BEGIN Listed entries

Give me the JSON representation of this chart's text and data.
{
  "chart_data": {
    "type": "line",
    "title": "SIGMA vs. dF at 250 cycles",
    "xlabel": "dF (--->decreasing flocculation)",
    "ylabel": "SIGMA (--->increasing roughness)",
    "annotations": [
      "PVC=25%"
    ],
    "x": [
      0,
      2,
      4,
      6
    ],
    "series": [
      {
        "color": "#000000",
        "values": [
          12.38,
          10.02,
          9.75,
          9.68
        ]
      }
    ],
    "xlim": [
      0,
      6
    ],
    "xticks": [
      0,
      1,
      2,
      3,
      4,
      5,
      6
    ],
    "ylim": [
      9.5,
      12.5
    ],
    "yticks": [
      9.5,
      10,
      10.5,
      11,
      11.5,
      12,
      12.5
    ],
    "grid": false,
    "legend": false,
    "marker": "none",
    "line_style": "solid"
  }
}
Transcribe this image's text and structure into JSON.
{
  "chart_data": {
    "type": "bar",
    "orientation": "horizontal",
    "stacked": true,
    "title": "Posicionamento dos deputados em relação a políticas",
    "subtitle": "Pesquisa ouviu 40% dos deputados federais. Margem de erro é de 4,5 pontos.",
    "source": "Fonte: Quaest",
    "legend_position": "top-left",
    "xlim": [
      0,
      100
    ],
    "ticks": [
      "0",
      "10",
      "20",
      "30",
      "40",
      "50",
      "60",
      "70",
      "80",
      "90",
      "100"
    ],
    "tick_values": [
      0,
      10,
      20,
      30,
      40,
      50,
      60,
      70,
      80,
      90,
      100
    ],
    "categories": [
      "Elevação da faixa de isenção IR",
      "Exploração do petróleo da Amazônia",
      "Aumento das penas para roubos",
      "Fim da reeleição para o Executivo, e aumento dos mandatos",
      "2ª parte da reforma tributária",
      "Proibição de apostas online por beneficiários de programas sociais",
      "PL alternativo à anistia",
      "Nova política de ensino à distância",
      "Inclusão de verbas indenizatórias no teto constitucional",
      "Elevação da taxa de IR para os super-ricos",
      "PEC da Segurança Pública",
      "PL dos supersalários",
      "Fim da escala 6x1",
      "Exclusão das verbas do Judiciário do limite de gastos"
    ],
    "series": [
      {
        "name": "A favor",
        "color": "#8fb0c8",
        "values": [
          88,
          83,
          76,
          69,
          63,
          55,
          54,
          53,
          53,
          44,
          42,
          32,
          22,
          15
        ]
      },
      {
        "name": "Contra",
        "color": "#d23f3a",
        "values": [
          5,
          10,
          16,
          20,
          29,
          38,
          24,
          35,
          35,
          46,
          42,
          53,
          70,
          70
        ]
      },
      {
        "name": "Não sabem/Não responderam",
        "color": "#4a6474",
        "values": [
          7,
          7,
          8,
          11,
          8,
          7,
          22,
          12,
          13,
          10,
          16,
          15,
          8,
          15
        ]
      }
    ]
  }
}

END Listed entries

> Problem statement: All lines that include "text" are to be gathered and copied.

> Answer to the problem:
Give me the JSON representation of this chart's text and data.
Transcribe this image's text and structure into JSON.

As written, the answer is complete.